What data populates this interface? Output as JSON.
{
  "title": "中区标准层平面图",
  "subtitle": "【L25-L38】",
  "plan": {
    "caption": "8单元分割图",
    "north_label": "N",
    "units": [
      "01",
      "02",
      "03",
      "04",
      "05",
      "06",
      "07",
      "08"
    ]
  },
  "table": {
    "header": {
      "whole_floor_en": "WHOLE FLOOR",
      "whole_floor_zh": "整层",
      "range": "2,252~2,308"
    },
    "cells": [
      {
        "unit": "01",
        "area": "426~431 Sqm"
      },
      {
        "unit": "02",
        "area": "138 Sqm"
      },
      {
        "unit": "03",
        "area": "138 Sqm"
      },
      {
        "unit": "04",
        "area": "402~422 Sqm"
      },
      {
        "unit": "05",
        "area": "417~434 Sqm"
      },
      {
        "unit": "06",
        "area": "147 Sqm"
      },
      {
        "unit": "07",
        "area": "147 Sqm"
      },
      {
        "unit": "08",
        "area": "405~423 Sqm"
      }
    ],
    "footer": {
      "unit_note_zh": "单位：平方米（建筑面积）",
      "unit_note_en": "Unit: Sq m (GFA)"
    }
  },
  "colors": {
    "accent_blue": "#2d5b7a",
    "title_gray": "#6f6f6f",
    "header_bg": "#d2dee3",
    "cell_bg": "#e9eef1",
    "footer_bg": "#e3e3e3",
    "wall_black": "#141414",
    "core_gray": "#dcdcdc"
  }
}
════
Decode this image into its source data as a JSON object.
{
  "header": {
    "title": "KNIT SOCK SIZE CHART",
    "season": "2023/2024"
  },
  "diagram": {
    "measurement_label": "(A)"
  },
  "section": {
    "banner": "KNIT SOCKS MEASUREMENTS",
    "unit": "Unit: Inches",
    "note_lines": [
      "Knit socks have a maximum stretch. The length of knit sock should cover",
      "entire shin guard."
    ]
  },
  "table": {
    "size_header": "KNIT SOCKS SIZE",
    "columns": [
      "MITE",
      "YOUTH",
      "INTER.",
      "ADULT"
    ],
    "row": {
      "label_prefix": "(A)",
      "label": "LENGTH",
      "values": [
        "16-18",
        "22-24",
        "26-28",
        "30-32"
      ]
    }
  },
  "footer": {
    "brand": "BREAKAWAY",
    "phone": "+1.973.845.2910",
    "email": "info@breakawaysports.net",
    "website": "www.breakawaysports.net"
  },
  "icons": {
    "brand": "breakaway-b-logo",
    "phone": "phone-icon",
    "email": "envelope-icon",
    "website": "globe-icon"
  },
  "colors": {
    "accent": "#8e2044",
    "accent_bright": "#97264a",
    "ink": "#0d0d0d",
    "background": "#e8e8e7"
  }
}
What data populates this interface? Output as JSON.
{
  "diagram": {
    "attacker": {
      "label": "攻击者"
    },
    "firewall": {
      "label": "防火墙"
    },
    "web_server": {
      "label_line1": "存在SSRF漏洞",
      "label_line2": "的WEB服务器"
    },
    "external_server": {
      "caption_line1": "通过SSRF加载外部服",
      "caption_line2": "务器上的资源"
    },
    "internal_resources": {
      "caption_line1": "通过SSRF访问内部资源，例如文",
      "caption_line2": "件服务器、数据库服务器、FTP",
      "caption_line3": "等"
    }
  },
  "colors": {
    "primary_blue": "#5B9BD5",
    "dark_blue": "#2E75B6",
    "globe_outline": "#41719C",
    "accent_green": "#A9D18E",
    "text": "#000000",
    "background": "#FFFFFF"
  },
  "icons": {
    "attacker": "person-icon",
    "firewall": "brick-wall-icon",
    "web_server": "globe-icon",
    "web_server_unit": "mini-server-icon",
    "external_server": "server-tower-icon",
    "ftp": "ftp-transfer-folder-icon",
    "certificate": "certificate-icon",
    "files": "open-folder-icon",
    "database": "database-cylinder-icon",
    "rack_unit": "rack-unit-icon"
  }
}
════
Pick out and copy every line that contains the word "phone".

    "phone": "+1.973.845.2910",
    "phone": "phone-icon",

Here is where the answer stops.